(Data records)
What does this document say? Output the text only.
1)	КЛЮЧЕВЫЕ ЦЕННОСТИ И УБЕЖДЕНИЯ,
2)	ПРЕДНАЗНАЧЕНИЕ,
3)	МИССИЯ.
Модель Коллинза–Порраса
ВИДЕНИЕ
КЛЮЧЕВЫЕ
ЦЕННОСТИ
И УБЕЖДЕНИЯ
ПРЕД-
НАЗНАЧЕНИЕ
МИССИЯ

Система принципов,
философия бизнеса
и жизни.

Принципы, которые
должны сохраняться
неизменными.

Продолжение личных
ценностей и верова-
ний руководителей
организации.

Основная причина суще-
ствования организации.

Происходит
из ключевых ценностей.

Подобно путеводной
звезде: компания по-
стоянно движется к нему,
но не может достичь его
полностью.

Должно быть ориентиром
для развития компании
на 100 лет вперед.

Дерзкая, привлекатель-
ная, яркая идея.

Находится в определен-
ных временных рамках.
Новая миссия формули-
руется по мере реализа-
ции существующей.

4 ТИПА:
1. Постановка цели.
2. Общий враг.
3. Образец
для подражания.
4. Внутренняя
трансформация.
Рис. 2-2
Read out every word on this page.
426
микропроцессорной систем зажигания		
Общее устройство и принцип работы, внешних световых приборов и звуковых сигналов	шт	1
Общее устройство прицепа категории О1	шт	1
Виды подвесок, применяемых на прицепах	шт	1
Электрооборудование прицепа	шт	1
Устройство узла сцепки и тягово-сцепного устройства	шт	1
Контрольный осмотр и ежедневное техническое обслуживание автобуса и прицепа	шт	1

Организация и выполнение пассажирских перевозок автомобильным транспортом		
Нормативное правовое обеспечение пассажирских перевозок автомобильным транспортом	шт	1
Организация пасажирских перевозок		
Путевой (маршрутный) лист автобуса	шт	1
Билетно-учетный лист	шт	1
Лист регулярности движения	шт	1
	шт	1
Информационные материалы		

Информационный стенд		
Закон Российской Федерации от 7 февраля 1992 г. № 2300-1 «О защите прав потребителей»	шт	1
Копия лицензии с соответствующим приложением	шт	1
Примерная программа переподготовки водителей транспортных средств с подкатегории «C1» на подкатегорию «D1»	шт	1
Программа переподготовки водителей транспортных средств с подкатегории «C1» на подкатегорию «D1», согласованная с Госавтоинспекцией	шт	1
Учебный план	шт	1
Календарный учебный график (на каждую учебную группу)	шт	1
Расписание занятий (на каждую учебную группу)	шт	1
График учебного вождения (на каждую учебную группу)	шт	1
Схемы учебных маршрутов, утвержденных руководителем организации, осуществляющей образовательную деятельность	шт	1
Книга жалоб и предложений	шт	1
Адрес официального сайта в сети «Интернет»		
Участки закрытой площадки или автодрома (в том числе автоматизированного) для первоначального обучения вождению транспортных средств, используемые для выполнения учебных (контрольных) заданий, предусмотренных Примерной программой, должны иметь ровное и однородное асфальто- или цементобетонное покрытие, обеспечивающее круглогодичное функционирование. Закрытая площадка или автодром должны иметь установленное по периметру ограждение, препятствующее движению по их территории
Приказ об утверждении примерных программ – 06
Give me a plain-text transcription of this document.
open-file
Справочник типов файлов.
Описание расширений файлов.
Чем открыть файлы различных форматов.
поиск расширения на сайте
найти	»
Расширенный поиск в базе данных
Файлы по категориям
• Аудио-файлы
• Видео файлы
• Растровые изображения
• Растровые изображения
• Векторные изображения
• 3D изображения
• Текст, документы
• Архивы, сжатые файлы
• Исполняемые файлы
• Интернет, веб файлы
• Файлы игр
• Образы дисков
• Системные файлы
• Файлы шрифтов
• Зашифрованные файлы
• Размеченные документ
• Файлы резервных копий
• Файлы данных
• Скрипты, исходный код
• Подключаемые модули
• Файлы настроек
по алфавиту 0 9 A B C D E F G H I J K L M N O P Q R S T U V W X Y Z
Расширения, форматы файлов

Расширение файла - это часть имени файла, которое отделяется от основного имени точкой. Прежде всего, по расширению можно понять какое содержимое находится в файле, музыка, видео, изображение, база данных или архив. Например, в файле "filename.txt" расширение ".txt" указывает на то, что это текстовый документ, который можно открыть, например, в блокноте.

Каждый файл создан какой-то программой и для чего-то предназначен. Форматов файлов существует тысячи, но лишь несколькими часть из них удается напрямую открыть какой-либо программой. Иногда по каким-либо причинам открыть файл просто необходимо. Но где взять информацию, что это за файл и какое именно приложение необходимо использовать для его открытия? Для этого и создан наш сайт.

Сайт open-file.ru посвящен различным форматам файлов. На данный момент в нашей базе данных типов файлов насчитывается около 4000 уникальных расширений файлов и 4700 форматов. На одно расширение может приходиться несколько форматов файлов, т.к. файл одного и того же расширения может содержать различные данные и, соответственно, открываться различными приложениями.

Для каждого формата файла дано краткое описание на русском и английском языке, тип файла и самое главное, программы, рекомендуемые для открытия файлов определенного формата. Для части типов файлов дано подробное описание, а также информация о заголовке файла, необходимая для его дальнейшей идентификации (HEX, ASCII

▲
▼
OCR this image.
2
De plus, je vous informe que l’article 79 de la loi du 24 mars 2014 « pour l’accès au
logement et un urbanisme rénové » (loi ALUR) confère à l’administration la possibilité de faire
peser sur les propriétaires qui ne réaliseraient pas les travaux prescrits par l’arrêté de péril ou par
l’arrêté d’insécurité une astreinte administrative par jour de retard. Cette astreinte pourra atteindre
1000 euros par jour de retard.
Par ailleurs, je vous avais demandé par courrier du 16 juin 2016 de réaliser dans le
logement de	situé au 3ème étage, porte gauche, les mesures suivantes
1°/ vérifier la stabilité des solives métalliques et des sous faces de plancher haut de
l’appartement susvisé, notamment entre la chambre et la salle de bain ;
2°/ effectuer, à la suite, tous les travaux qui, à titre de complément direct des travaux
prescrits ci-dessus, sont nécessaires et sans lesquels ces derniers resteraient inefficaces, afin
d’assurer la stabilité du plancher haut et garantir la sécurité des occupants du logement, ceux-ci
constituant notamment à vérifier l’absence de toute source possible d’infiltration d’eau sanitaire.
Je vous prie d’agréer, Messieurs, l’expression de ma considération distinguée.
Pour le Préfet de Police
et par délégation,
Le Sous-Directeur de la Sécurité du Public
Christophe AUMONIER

## Task objective
Print out the whole listing exactly as it appears.

## Correct output
What does this document say? Output the text only.
1)	КЛЮЧЕВЫЕ ЦЕННОСТИ И УБЕЖДЕНИЯ,
2)	ПРЕДНАЗНАЧЕНИЕ,
3)	МИССИЯ.
Модель Коллинза–Порраса
ВИДЕНИЕ
КЛЮЧЕВЫЕ
ЦЕННОСТИ
И УБЕЖДЕНИЯ
ПРЕД-
НАЗНАЧЕНИЕ
МИССИЯ

Система принципов,
философия бизнеса
и жизни.

Принципы, которые
должны сохраняться
неизменными.

Продолжение личных
ценностей и верова-
ний руководителей
организации.

Основная причина суще-
ствования организации.

Происходит
из ключевых ценностей.

Подобно путеводной
звезде: компания по-
стоянно движется к нему,
но не может достичь его
полностью.

Должно быть ориентиром
для развития компании
на 100 лет вперед.

Дерзкая, привлекатель-
ная, яркая идея.

Находится в определен-
ных временных рамках.
Новая миссия формули-
руется по мере реализа-
ции существующей.

4 ТИПА:
1. Постановка цели.
2. Общий враг.
3. Образец
для подражания.
4. Внутренняя
трансформация.
Рис. 2-2
Read out every word on this page.
426
микропроцессорной систем зажигания		
Общее устройство и принцип работы, внешних световых приборов и звуковых сигналов	шт	1
Общее устройство прицепа категории О1	шт	1
Виды подвесок, применяемых на прицепах	шт	1
Электрооборудование прицепа	шт	1
Устройство узла сцепки и тягово-сцепного устройства	шт	1
Контрольный осмотр и ежедневное техническое обслуживание автобуса и прицепа	шт	1

Организация и выполнение пассажирских перевозок автомобильным транспортом		
Нормативное правовое обеспечение пассажирских перевозок автомобильным транспортом	шт	1
Организация пасажирских перевозок		
Путевой (маршрутный) лист автобуса	шт	1
Билетно-учетный лист	шт	1
Лист регулярности движения	шт	1
	шт	1
Информационные материалы		

Информационный стенд		
Закон Российской Федерации от 7 февраля 1992 г. № 2300-1 «О защите прав потребителей»	шт	1
Копия лицензии с соответствующим приложением	шт	1
Примерная программа переподготовки водителей транспортных средств с подкатегории «C1» на подкатегорию «D1»	шт	1
Программа переподготовки водителей транспортных средств с подкатегории «C1» на подкатегорию «D1», согласованная с Госавтоинспекцией	шт	1
Учебный план	шт	1
Календарный учебный график (на каждую учебную группу)	шт	1
Расписание занятий (на каждую учебную группу)	шт	1
График учебного вождения (на каждую учебную группу)	шт	1
Схемы учебных маршрутов, утвержденных руководителем организации, осуществляющей образовательную деятельность	шт	1
Книга жалоб и предложений	шт	1
Адрес официального сайта в сети «Интернет»		
Участки закрытой площадки или автодрома (в том числе автоматизированного) для первоначального обучения вождению транспортных средств, используемые для выполнения учебных (контрольных) заданий, предусмотренных Примерной программой, должны иметь ровное и однородное асфальто- или цементобетонное покрытие, обеспечивающее круглогодичное функционирование. Закрытая площадка или автодром должны иметь установленное по периметру ограждение, препятствующее движению по их территории
Приказ об утверждении примерных программ – 06
Give me a plain-text transcription of this document.
open-file
Справочник типов файлов.
Описание расширений файлов.
Чем открыть файлы различных форматов.
поиск расширения на сайте
найти	»
Расширенный поиск в базе данных
Файлы по категориям
• Аудио-файлы
• Видео файлы
• Растровые изображения
• Растровые изображения
• Векторные изображения
• 3D изображения
• Текст, документы
• Архивы, сжатые файлы
• Исполняемые файлы
• Интернет, веб файлы
• Файлы игр
• Образы дисков
• Системные файлы
• Файлы шрифтов
• Зашифрованные файлы
• Размеченные документ
• Файлы резервных копий
• Файлы данных
• Скрипты, исходный код
• Подключаемые модули
• Файлы настроек
по алфавиту 0 9 A B C D E F G H I J K L M N O P Q R S T U V W X Y Z
Расширения, форматы файлов

Расширение файла - это часть имени файла, которое отделяется от основного имени точкой. Прежде всего, по расширению можно понять какое содержимое находится в файле, музыка, видео, изображение, база данных или архив. Например, в файле "filename.txt" расширение ".txt" указывает на то, что это текстовый документ, который можно открыть, например, в блокноте.

Каждый файл создан какой-то программой и для чего-то предназначен. Форматов файлов существует тысячи, но лишь несколькими часть из них удается напрямую открыть какой-либо программой. Иногда по каким-либо причинам открыть файл просто необходимо. Но где взять информацию, что это за файл и какое именно приложение необходимо использовать для его открытия? Для этого и создан наш сайт.

Сайт open-file.ru посвящен различным форматам файлов. На данный момент в нашей базе данных типов файлов насчитывается около 4000 уникальных расширений файлов и 4700 форматов. На одно расширение может приходиться несколько форматов файлов, т.к. файл одного и того же расширения может содержать различные данные и, соответственно, открываться различными приложениями.

Для каждого формата файла дано краткое описание на русском и английском языке, тип файла и самое главное, программы, рекомендуемые для открытия файлов определенного формата. Для части типов файлов дано подробное описание, а также информация о заголовке файла, необходимая для его дальнейшей идентификации (HEX, ASCII

▲
▼
OCR this image.
2
De plus, je vous informe que l’article 79 de la loi du 24 mars 2014 « pour l’accès au
logement et un urbanisme rénové » (loi ALUR) confère à l’administration la possibilité de faire
peser sur les propriétaires qui ne réaliseraient pas les travaux prescrits par l’arrêté de péril ou par
l’arrêté d’insécurité une astreinte administrative par jour de retard. Cette astreinte pourra atteindre
1000 euros par jour de retard.
Par ailleurs, je vous avais demandé par courrier du 16 juin 2016 de réaliser dans le
logement de	situé au 3ème étage, porte gauche, les mesures suivantes
1°/ vérifier la stabilité des solives métalliques et des sous faces de plancher haut de
l’appartement susvisé, notamment entre la chambre et la salle de bain ;
2°/ effectuer, à la suite, tous les travaux qui, à titre de complément direct des travaux
prescrits ci-dessus, sont nécessaires et sans lesquels ces derniers resteraient inefficaces, afin
d’assurer la stabilité du plancher haut et garantir la sécurité des occupants du logement, ceux-ci
constituant notamment à vérifier l’absence de toute source possible d’infiltration d’eau sanitaire.
Je vous prie d’agréer, Messieurs, l’expression de ma considération distinguée.
Pour le Préfet de Police
et par délégation,
Le Sous-Directeur de la Sécurité du Public
Christophe AUMONIER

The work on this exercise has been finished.